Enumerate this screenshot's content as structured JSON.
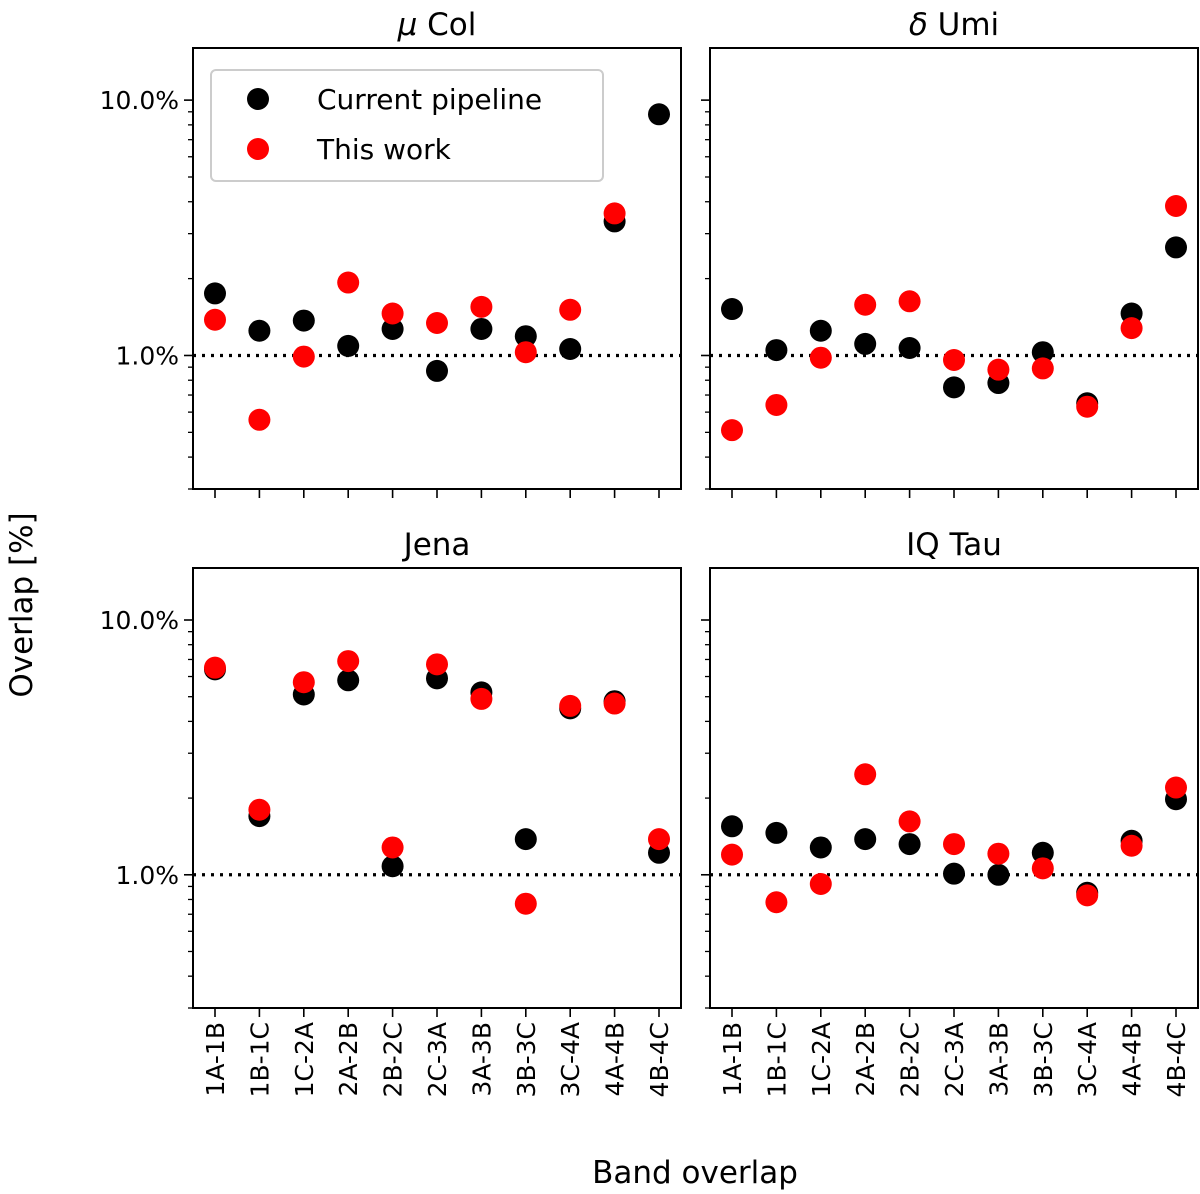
{
  "figure": {
    "xlabel": "Band overlap",
    "ylabel": "Overlap [%]"
  },
  "legend": {
    "position": "top-left of first panel",
    "entries": [
      {
        "label": "Current pipeline",
        "color": "#000000"
      },
      {
        "label": "This work",
        "color": "#ff0000"
      }
    ]
  },
  "chart_data": [
    {
      "type": "scatter",
      "title": "μ Col",
      "title_prefix": "μ",
      "title_main": "Col",
      "yscale": "log",
      "ylim": [
        0.3,
        16
      ],
      "yticks": [
        {
          "value": 1,
          "label": "1.0%"
        },
        {
          "value": 10,
          "label": "10.0%"
        }
      ],
      "reference_line": 1,
      "categories": [
        "1A-1B",
        "1B-1C",
        "1C-2A",
        "2A-2B",
        "2B-2C",
        "2C-3A",
        "3A-3B",
        "3B-3C",
        "3C-4A",
        "4A-4B",
        "4B-4C"
      ],
      "series": [
        {
          "name": "Current pipeline",
          "color": "#000000",
          "values": [
            1.75,
            1.25,
            1.37,
            1.09,
            1.27,
            0.87,
            1.27,
            1.19,
            1.06,
            3.35,
            8.8
          ]
        },
        {
          "name": "This work",
          "color": "#ff0000",
          "values": [
            1.38,
            0.56,
            0.99,
            1.93,
            1.46,
            1.34,
            1.55,
            1.03,
            1.51,
            3.6,
            null
          ]
        }
      ]
    },
    {
      "type": "scatter",
      "title": "δ Umi",
      "title_prefix": "δ",
      "title_main": "Umi",
      "yscale": "log",
      "ylim": [
        0.3,
        16
      ],
      "yticks": [
        {
          "value": 1,
          "label": "1.0%"
        },
        {
          "value": 10,
          "label": "10.0%"
        }
      ],
      "reference_line": 1,
      "categories": [
        "1A-1B",
        "1B-1C",
        "1C-2A",
        "2A-2B",
        "2B-2C",
        "2C-3A",
        "3A-3B",
        "3B-3C",
        "3C-4A",
        "4A-4B",
        "4B-4C"
      ],
      "series": [
        {
          "name": "Current pipeline",
          "color": "#000000",
          "values": [
            1.52,
            1.05,
            1.25,
            1.11,
            1.07,
            0.75,
            0.78,
            1.03,
            0.65,
            1.46,
            2.65
          ]
        },
        {
          "name": "This work",
          "color": "#ff0000",
          "values": [
            0.51,
            0.64,
            0.98,
            1.58,
            1.63,
            0.96,
            0.88,
            0.89,
            0.63,
            1.28,
            3.85
          ]
        }
      ]
    },
    {
      "type": "scatter",
      "title": "Jena",
      "title_prefix": "",
      "title_main": "Jena",
      "yscale": "log",
      "ylim": [
        0.3,
        16
      ],
      "yticks": [
        {
          "value": 1,
          "label": "1.0%"
        },
        {
          "value": 10,
          "label": "10.0%"
        }
      ],
      "reference_line": 1,
      "categories": [
        "1A-1B",
        "1B-1C",
        "1C-2A",
        "2A-2B",
        "2B-2C",
        "2C-3A",
        "3A-3B",
        "3B-3C",
        "3C-4A",
        "4A-4B",
        "4B-4C"
      ],
      "series": [
        {
          "name": "Current pipeline",
          "color": "#000000",
          "values": [
            6.4,
            1.7,
            5.1,
            5.8,
            1.08,
            5.9,
            5.2,
            1.38,
            4.5,
            4.8,
            1.22
          ]
        },
        {
          "name": "This work",
          "color": "#ff0000",
          "values": [
            6.5,
            1.8,
            5.7,
            6.9,
            1.28,
            6.7,
            4.9,
            0.77,
            4.6,
            4.7,
            1.38
          ]
        }
      ]
    },
    {
      "type": "scatter",
      "title": "IQ Tau",
      "title_prefix": "",
      "title_main": "IQ Tau",
      "yscale": "log",
      "ylim": [
        0.3,
        16
      ],
      "yticks": [
        {
          "value": 1,
          "label": "1.0%"
        },
        {
          "value": 10,
          "label": "10.0%"
        }
      ],
      "reference_line": 1,
      "categories": [
        "1A-1B",
        "1B-1C",
        "1C-2A",
        "2A-2B",
        "2B-2C",
        "2C-3A",
        "3A-3B",
        "3B-3C",
        "3C-4A",
        "4A-4B",
        "4B-4C"
      ],
      "series": [
        {
          "name": "Current pipeline",
          "color": "#000000",
          "values": [
            1.55,
            1.46,
            1.28,
            1.38,
            1.32,
            1.01,
            1.0,
            1.22,
            0.85,
            1.36,
            1.98
          ]
        },
        {
          "name": "This work",
          "color": "#ff0000",
          "values": [
            1.2,
            0.78,
            0.92,
            2.48,
            1.62,
            1.32,
            1.21,
            1.06,
            0.83,
            1.3,
            2.2
          ]
        }
      ]
    }
  ]
}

=-=-=-=-=

Written task —
Leave out the pictures and transcribe everything else exactly.

Completed exercise —
Enumerate this screenshot's content as structured JSON.
{
  "figure": {
    "xlabel": "Band overlap",
    "ylabel": "Overlap [%]"
  },
  "legend": {
    "position": "top-left of first panel",
    "entries": [
      {
        "label": "Current pipeline",
        "color": "#000000"
      },
      {
        "label": "This work",
        "color": "#ff0000"
      }
    ]
  },
  "chart_data": [
    {
      "type": "scatter",
      "title": "μ Col",
      "title_prefix": "μ",
      "title_main": "Col",
      "yscale": "log",
      "ylim": [
        0.3,
        16
      ],
      "yticks": [
        {
          "value": 1,
          "label": "1.0%"
        },
        {
          "value": 10,
          "label": "10.0%"
        }
      ],
      "reference_line": 1,
      "categories": [
        "1A-1B",
        "1B-1C",
        "1C-2A",
        "2A-2B",
        "2B-2C",
        "2C-3A",
        "3A-3B",
        "3B-3C",
        "3C-4A",
        "4A-4B",
        "4B-4C"
      ],
      "series": [
        {
          "name": "Current pipeline",
          "color": "#000000",
          "values": [
            1.75,
            1.25,
            1.37,
            1.09,
            1.27,
            0.87,
            1.27,
            1.19,
            1.06,
            3.35,
            8.8
          ]
        },
        {
          "name": "This work",
          "color": "#ff0000",
          "values": [
            1.38,
            0.56,
            0.99,
            1.93,
            1.46,
            1.34,
            1.55,
            1.03,
            1.51,
            3.6,
            null
          ]
        }
      ]
    },
    {
      "type": "scatter",
      "title": "δ Umi",
      "title_prefix": "δ",
      "title_main": "Umi",
      "yscale": "log",
      "ylim": [
        0.3,
        16
      ],
      "yticks": [
        {
          "value": 1,
          "label": "1.0%"
        },
        {
          "value": 10,
          "label": "10.0%"
        }
      ],
      "reference_line": 1,
      "categories": [
        "1A-1B",
        "1B-1C",
        "1C-2A",
        "2A-2B",
        "2B-2C",
        "2C-3A",
        "3A-3B",
        "3B-3C",
        "3C-4A",
        "4A-4B",
        "4B-4C"
      ],
      "series": [
        {
          "name": "Current pipeline",
          "color": "#000000",
          "values": [
            1.52,
            1.05,
            1.25,
            1.11,
            1.07,
            0.75,
            0.78,
            1.03,
            0.65,
            1.46,
            2.65
          ]
        },
        {
          "name": "This work",
          "color": "#ff0000",
          "values": [
            0.51,
            0.64,
            0.98,
            1.58,
            1.63,
            0.96,
            0.88,
            0.89,
            0.63,
            1.28,
            3.85
          ]
        }
      ]
    },
    {
      "type": "scatter",
      "title": "Jena",
      "title_prefix": "",
      "title_main": "Jena",
      "yscale": "log",
      "ylim": [
        0.3,
        16
      ],
      "yticks": [
        {
          "value": 1,
          "label": "1.0%"
        },
        {
          "value": 10,
          "label": "10.0%"
        }
      ],
      "reference_line": 1,
      "categories": [
        "1A-1B",
        "1B-1C",
        "1C-2A",
        "2A-2B",
        "2B-2C",
        "2C-3A",
        "3A-3B",
        "3B-3C",
        "3C-4A",
        "4A-4B",
        "4B-4C"
      ],
      "series": [
        {
          "name": "Current pipeline",
          "color": "#000000",
          "values": [
            6.4,
            1.7,
            5.1,
            5.8,
            1.08,
            5.9,
            5.2,
            1.38,
            4.5,
            4.8,
            1.22
          ]
        },
        {
          "name": "This work",
          "color": "#ff0000",
          "values": [
            6.5,
            1.8,
            5.7,
            6.9,
            1.28,
            6.7,
            4.9,
            0.77,
            4.6,
            4.7,
            1.38
          ]
        }
      ]
    },
    {
      "type": "scatter",
      "title": "IQ Tau",
      "title_prefix": "",
      "title_main": "IQ Tau",
      "yscale": "log",
      "ylim": [
        0.3,
        16
      ],
      "yticks": [
        {
          "value": 1,
          "label": "1.0%"
        },
        {
          "value": 10,
          "label": "10.0%"
        }
      ],
      "reference_line": 1,
      "categories": [
        "1A-1B",
        "1B-1C",
        "1C-2A",
        "2A-2B",
        "2B-2C",
        "2C-3A",
        "3A-3B",
        "3B-3C",
        "3C-4A",
        "4A-4B",
        "4B-4C"
      ],
      "series": [
        {
          "name": "Current pipeline",
          "color": "#000000",
          "values": [
            1.55,
            1.46,
            1.28,
            1.38,
            1.32,
            1.01,
            1.0,
            1.22,
            0.85,
            1.36,
            1.98
          ]
        },
        {
          "name": "This work",
          "color": "#ff0000",
          "values": [
            1.2,
            0.78,
            0.92,
            2.48,
            1.62,
            1.32,
            1.21,
            1.06,
            0.83,
            1.3,
            2.2
          ]
        }
      ]
    }
  ]
}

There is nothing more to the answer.